Work to complete: Can you return, unchanged, every line from the start of the records through the line containing "stage-progress — [148, 84, 276, 106]", including that line?

(Extracted data entries)
----
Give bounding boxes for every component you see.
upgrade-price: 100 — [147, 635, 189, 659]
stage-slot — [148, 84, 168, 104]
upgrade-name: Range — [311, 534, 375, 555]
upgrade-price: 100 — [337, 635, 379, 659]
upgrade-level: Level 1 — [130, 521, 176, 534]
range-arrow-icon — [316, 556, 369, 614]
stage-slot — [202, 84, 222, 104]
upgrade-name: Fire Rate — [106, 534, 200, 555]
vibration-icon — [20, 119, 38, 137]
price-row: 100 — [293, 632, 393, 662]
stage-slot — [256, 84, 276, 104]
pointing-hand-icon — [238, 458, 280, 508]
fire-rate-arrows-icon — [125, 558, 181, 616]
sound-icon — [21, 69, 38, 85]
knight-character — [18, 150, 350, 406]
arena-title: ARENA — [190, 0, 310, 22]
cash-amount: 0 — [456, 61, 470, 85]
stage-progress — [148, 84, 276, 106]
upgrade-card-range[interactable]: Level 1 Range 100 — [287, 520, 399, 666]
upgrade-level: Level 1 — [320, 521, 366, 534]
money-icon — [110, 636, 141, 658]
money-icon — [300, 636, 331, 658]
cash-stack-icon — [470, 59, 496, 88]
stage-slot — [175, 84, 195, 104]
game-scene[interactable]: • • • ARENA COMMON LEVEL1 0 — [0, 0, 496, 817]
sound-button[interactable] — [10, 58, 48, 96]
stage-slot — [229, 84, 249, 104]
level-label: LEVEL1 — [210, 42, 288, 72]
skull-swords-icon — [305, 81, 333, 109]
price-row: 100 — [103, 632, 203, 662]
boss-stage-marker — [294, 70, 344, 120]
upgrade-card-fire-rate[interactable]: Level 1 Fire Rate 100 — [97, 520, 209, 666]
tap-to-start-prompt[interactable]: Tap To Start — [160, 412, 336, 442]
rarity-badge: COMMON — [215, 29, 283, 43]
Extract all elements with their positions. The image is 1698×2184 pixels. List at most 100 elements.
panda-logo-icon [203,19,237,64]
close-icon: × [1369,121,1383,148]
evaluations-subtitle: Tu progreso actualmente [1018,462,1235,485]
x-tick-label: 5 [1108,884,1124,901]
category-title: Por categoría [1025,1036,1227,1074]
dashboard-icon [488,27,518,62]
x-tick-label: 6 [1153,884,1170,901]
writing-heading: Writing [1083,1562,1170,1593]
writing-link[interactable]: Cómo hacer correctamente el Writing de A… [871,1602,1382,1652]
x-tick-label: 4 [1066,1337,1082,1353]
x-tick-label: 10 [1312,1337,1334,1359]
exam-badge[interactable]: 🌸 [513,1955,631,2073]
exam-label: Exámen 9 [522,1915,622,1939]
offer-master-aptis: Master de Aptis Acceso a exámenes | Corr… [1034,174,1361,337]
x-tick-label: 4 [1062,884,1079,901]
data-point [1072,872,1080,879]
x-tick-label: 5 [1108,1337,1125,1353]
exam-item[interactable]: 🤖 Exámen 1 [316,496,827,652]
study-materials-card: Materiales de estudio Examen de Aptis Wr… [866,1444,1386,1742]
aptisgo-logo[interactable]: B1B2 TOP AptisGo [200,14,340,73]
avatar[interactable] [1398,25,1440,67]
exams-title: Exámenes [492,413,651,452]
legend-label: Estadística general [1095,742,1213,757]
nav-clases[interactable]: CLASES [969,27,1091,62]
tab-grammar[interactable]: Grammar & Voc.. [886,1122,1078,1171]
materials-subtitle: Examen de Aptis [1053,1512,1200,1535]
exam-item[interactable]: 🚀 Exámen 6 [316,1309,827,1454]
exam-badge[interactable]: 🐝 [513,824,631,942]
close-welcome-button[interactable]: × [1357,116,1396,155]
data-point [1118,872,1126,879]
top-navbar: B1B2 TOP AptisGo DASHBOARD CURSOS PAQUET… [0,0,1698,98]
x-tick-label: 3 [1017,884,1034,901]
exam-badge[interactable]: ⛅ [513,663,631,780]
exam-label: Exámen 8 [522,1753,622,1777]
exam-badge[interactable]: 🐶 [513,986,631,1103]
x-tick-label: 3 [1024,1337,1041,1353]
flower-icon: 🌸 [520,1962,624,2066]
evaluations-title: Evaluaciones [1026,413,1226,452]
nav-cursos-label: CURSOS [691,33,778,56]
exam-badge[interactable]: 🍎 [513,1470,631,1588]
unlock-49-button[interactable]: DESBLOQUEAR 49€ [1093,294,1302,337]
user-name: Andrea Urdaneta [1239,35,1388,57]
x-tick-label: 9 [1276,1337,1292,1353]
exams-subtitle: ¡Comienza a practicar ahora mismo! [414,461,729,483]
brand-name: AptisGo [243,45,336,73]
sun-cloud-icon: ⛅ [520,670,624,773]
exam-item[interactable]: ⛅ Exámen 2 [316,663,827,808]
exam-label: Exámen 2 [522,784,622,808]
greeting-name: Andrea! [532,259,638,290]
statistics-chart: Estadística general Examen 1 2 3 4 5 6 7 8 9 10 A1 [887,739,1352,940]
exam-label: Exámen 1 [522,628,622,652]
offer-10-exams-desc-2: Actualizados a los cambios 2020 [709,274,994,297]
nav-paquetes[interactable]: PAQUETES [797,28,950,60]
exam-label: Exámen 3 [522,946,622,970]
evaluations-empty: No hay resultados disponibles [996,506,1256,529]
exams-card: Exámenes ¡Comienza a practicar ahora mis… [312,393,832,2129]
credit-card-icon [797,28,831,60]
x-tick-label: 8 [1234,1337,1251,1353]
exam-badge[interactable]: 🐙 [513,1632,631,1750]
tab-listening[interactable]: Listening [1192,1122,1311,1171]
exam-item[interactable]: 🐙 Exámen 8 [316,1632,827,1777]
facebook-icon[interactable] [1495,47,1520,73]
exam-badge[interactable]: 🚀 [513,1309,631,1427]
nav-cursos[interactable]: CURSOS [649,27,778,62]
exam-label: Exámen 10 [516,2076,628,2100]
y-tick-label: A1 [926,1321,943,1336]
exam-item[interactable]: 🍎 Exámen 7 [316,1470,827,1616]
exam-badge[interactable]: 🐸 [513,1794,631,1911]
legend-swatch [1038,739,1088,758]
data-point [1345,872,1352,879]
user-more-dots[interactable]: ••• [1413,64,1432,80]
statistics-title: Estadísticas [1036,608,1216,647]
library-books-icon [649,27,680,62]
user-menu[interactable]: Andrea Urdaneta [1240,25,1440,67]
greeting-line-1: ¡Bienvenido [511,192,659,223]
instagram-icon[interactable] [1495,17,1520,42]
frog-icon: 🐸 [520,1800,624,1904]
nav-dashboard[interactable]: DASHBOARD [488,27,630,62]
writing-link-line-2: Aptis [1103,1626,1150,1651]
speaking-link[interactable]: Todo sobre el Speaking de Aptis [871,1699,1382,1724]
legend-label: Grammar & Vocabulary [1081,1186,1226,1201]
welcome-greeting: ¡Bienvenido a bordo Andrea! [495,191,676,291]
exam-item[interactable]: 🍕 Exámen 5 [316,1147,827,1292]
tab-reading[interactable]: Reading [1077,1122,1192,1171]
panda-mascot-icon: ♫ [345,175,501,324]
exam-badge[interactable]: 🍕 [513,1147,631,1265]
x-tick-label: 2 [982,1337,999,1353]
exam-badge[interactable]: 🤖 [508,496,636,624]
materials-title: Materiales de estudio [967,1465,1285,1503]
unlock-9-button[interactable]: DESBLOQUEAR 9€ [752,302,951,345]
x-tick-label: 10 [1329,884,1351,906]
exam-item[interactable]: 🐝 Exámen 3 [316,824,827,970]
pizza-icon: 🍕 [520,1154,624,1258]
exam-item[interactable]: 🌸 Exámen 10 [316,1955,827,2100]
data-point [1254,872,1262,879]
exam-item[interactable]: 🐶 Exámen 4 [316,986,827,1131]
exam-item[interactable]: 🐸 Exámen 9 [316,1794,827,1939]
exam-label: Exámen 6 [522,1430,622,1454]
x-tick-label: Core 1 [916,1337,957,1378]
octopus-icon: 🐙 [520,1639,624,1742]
----
Solution to this task:
Give bounding boxes for every component you see.
upgrade-price: 100 — [147, 635, 189, 659]
stage-slot — [148, 84, 168, 104]
upgrade-name: Range — [311, 534, 375, 555]
upgrade-price: 100 — [337, 635, 379, 659]
upgrade-level: Level 1 — [130, 521, 176, 534]
range-arrow-icon — [316, 556, 369, 614]
stage-slot — [202, 84, 222, 104]
upgrade-name: Fire Rate — [106, 534, 200, 555]
vibration-icon — [20, 119, 38, 137]
price-row: 100 — [293, 632, 393, 662]
stage-slot — [256, 84, 276, 104]
pointing-hand-icon — [238, 458, 280, 508]
fire-rate-arrows-icon — [125, 558, 181, 616]
sound-icon — [21, 69, 38, 85]
knight-character — [18, 150, 350, 406]
arena-title: ARENA — [190, 0, 310, 22]
cash-amount: 0 — [456, 61, 470, 85]
stage-progress — [148, 84, 276, 106]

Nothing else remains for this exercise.